+++ Фрагмент текста
В это время у меня была единственная привилегия, полученная после революции, это — беспрепятственное посещение тюрем. Я мог обходить все камеры, где сидели охранники и провокаторы, и много с ними разговаривал. Меня глубоко возмущало издевательство над ними в тюрьмах. Они содержались в таких условиях, в каких и нам редко приходилось сидеть при царском режиме. Грязь, часто голод, скученность в камерах и т. д. Я стал протестовать против такого тюремного режима, настаивал на предании суду тех из провокаторов, кто окажется виновным в общеуголовных делах, и на освобождении остальных.
Был я в камере и у этого литератора-провокатора, о котором только что заговорил. Я увидел, какой это был жалкий, ничтожный человек.
++++++
+++ Сохранённые материалы
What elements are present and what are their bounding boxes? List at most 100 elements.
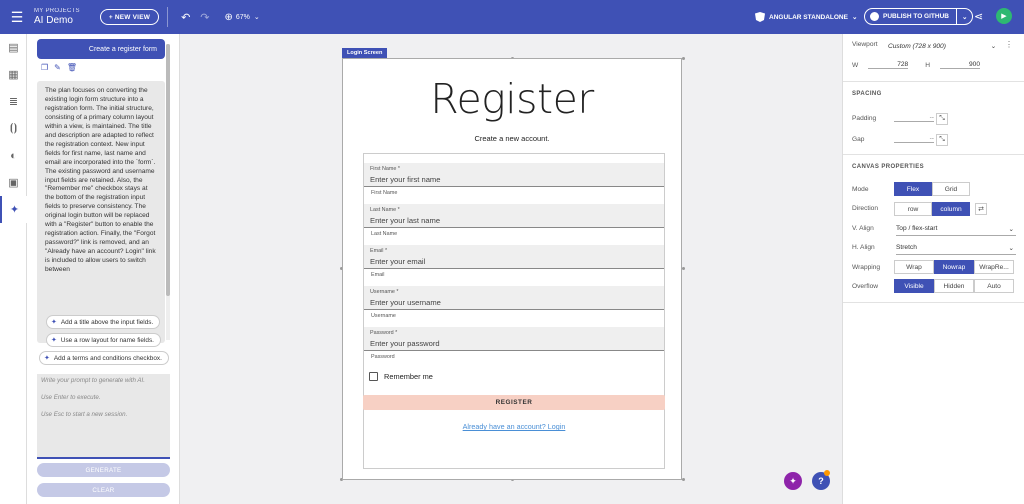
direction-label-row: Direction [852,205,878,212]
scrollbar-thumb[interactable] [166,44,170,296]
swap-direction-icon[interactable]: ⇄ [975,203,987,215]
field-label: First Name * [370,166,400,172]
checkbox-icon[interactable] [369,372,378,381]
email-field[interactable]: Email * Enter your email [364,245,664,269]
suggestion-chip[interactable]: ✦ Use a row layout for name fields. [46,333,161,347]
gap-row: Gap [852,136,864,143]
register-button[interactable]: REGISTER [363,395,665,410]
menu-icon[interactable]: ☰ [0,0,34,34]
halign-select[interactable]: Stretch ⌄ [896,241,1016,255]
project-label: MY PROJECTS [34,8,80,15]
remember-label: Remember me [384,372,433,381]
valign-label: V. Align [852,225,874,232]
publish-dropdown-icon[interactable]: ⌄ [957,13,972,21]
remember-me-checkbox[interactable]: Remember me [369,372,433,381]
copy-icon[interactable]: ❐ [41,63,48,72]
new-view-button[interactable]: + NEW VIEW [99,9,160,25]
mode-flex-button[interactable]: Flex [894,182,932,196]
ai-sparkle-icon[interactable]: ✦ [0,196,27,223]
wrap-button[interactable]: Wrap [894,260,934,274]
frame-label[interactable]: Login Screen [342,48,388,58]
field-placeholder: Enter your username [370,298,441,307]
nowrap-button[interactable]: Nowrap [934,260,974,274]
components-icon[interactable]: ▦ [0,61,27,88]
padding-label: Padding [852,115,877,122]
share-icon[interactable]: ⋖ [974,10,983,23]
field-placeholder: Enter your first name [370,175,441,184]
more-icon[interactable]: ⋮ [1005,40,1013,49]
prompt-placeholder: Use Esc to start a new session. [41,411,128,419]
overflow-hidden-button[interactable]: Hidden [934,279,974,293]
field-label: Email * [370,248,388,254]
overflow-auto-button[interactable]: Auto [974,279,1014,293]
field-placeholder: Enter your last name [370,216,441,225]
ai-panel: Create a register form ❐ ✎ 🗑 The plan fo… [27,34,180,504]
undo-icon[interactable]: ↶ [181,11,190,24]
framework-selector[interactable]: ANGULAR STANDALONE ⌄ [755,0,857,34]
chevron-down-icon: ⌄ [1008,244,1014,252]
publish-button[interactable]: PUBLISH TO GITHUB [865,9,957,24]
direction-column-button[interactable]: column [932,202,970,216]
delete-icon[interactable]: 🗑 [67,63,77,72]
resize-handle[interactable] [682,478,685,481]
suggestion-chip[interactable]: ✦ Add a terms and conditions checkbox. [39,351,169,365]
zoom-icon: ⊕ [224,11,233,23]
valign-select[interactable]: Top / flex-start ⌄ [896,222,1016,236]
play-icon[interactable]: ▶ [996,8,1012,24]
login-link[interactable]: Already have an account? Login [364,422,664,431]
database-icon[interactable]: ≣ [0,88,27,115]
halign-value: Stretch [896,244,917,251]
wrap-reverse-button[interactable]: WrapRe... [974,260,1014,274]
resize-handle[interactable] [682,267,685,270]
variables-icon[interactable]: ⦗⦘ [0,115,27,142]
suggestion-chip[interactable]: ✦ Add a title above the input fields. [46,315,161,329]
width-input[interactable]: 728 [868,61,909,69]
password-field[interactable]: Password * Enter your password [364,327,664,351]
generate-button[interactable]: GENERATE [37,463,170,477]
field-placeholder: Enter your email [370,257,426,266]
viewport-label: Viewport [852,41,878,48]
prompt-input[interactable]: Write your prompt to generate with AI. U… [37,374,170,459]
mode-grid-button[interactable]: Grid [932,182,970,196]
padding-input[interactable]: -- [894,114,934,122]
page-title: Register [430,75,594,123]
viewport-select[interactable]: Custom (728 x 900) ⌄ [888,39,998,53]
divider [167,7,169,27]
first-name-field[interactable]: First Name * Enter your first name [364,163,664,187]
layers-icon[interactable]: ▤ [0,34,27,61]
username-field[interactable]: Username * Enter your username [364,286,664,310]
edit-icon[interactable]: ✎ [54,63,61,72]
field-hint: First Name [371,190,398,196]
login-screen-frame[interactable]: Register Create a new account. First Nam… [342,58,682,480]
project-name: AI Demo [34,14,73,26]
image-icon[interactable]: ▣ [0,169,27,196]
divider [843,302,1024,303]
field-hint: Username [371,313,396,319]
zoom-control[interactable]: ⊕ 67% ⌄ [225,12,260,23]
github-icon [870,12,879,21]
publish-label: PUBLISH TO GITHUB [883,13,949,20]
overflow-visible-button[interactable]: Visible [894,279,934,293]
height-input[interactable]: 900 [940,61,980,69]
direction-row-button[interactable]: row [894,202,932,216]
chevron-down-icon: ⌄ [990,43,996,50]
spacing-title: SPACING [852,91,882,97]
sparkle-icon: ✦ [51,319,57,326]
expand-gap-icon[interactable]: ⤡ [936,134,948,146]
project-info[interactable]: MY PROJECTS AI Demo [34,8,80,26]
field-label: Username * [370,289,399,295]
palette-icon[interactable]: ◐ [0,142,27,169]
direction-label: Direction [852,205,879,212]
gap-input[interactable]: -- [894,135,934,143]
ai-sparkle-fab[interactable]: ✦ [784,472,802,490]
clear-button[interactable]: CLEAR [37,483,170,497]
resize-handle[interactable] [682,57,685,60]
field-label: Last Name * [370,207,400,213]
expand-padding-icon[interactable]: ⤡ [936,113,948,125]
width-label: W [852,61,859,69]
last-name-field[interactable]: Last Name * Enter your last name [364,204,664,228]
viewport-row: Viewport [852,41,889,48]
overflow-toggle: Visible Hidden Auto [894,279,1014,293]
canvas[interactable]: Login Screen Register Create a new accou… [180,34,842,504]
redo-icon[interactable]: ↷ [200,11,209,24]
++++++
+++ Сохранённые материалы
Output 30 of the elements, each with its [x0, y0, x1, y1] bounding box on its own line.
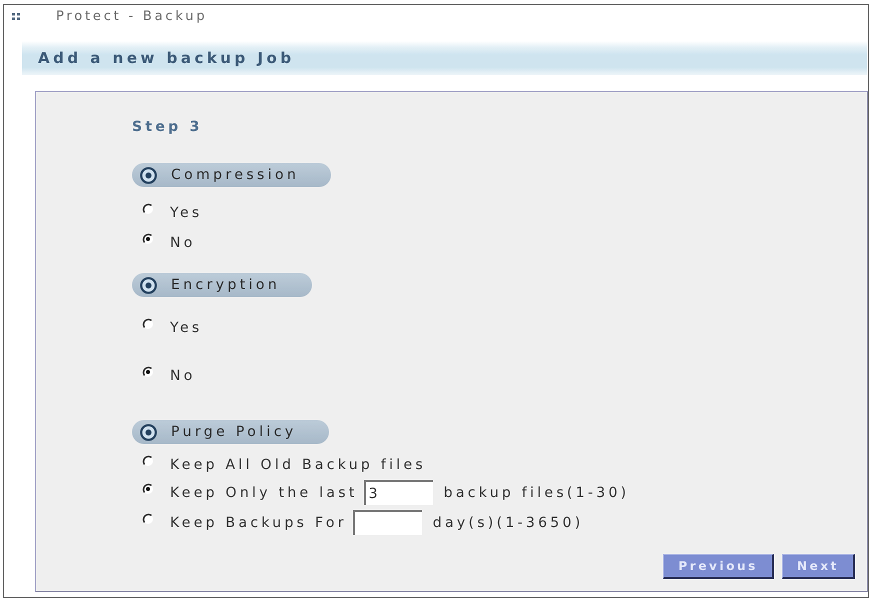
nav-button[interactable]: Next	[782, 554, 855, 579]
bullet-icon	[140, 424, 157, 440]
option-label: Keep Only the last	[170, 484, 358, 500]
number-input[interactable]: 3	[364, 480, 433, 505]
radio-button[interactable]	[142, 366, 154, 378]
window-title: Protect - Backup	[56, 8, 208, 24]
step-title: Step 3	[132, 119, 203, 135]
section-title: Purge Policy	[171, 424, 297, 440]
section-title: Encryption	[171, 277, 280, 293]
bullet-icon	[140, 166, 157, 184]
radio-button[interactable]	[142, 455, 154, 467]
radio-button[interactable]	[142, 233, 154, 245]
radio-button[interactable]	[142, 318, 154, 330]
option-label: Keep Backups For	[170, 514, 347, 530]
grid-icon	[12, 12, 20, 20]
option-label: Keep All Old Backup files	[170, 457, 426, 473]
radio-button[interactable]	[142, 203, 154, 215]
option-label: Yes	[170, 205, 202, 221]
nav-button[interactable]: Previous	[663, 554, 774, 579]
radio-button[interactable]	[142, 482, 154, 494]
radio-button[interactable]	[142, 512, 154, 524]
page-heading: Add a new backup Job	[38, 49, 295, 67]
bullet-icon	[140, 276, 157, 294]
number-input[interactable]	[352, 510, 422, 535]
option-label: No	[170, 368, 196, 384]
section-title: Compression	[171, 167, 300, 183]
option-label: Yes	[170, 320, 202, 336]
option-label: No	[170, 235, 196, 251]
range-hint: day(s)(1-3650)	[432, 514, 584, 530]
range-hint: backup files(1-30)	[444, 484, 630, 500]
++++++
+++ Сохранённые материалы
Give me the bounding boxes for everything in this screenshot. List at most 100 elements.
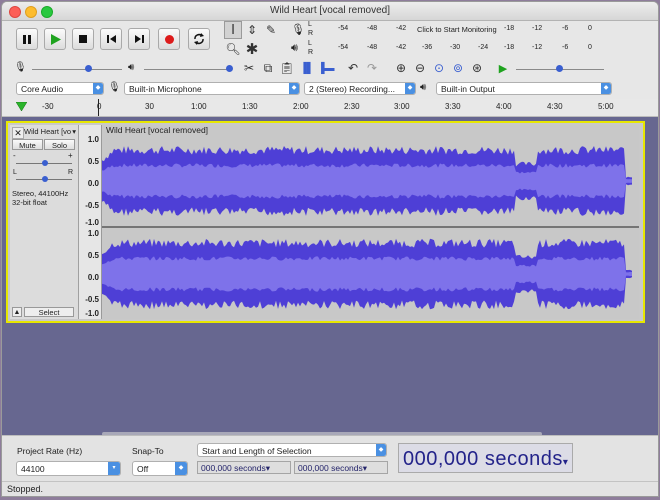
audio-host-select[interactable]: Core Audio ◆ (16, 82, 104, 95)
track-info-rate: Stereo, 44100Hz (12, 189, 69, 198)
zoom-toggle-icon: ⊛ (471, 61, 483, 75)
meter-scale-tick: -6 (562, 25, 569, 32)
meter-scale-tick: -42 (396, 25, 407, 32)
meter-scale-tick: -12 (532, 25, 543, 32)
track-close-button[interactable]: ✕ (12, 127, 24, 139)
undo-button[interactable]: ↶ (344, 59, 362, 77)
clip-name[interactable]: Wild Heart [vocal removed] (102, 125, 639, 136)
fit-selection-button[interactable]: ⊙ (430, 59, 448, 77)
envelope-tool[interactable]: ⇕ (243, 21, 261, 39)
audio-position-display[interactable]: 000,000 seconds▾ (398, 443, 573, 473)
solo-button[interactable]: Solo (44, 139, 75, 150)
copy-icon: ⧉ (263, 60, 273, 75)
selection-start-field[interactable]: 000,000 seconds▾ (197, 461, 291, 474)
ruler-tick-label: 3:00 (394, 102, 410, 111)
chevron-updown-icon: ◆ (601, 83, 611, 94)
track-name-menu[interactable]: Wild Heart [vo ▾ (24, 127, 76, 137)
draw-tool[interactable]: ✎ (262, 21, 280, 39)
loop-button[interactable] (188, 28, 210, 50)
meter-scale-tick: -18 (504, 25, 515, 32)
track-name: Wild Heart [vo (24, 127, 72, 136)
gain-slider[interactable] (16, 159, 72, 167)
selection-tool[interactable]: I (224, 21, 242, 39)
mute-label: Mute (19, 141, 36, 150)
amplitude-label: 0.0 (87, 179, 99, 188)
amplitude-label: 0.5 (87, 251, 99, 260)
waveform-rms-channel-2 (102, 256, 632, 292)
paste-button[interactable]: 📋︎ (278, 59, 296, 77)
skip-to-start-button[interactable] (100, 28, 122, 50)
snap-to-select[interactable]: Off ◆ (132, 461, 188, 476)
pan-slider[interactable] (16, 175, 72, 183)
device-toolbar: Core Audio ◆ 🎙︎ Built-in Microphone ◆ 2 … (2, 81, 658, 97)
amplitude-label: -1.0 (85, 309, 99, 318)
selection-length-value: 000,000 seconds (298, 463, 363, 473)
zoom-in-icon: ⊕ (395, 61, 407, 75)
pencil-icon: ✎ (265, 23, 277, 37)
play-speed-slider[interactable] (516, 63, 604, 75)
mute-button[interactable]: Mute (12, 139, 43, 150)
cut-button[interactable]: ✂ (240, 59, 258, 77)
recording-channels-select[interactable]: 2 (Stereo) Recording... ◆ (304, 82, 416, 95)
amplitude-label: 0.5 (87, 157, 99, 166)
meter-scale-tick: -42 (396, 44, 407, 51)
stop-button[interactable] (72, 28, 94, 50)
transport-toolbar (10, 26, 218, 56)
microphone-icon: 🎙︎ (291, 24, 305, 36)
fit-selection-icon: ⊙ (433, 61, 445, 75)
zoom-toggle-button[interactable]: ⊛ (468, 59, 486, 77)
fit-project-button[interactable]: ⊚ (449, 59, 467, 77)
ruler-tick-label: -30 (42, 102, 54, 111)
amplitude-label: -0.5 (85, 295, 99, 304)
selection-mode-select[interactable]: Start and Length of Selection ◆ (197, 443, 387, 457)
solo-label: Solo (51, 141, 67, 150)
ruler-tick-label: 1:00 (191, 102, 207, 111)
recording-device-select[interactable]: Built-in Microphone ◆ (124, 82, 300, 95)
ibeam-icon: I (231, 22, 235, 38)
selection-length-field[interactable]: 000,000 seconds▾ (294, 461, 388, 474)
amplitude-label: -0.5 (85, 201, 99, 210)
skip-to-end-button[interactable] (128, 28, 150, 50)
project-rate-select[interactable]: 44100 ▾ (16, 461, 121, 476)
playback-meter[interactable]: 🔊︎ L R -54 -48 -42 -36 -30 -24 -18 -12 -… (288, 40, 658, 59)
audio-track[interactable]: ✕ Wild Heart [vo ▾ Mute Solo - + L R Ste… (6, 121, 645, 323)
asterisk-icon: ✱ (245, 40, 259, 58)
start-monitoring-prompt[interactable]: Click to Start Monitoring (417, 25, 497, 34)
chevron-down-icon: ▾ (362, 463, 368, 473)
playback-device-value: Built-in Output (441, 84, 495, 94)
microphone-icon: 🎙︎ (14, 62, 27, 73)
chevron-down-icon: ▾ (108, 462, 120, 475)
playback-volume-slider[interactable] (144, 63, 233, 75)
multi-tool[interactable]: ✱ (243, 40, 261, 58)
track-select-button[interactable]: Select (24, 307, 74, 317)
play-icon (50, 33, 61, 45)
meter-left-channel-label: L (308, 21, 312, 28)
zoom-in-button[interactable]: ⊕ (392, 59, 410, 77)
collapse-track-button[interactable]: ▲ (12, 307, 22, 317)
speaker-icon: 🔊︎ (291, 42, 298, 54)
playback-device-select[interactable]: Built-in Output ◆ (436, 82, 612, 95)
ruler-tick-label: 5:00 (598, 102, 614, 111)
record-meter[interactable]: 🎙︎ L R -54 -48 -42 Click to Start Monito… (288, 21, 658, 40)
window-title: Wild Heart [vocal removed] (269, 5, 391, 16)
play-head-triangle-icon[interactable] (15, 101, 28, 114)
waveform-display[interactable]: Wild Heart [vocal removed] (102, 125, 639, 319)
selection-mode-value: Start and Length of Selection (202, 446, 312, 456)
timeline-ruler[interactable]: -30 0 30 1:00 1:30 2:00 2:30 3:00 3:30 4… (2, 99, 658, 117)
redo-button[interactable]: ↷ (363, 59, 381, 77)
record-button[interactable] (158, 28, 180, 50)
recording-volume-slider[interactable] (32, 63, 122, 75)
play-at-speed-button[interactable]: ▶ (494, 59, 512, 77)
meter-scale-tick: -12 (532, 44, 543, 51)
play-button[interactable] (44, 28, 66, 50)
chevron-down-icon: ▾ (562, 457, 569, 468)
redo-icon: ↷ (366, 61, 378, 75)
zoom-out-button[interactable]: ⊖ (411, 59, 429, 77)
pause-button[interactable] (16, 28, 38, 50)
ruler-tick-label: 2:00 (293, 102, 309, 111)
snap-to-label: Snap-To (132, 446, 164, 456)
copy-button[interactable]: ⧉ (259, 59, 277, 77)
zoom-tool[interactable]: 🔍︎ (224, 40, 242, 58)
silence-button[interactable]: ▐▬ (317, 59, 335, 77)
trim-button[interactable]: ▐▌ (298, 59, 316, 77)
++++++
**Задание 1**
Ответьте по фрагменту текста:
(а) Какая единственная привилегия, полученная после революции, в нём названа?
(б) На чём настаивал пишущий в отношении провокаторов, виновных в общеуголовных делах?
(в) Каким человеком оказался литератор-провокатор?
**Задание 2**
Перепишите из фрагмента текста отрывок от слов «В это время» до слов «на освобождении остальных.» включительно.

**Решение задачи 1**
(а) Беспрепятственное посещение тюрем.
(б) На предании их суду.
(в) Жалким, ничтожным человеком.

**Решение задачи 2**
В это время у меня была единственная привилегия, полученная после революции, это — беспрепятственное посещение тюрем. Я мог обходить все камеры, где сидели охранники и провокаторы, и много с ними разговаривал. Меня глубоко возмущало издевательство над ними в тюрьмах. Они содержались в таких условиях, в каких и нам редко приходилось сидеть при царском режиме. Грязь, часто голод, скученность в камерах и т. д. Я стал протестовать против такого тюремного режима, настаивал на предании суду тех из провокаторов, кто окажется виновным в общеуголовных делах, и на освобождении остальных.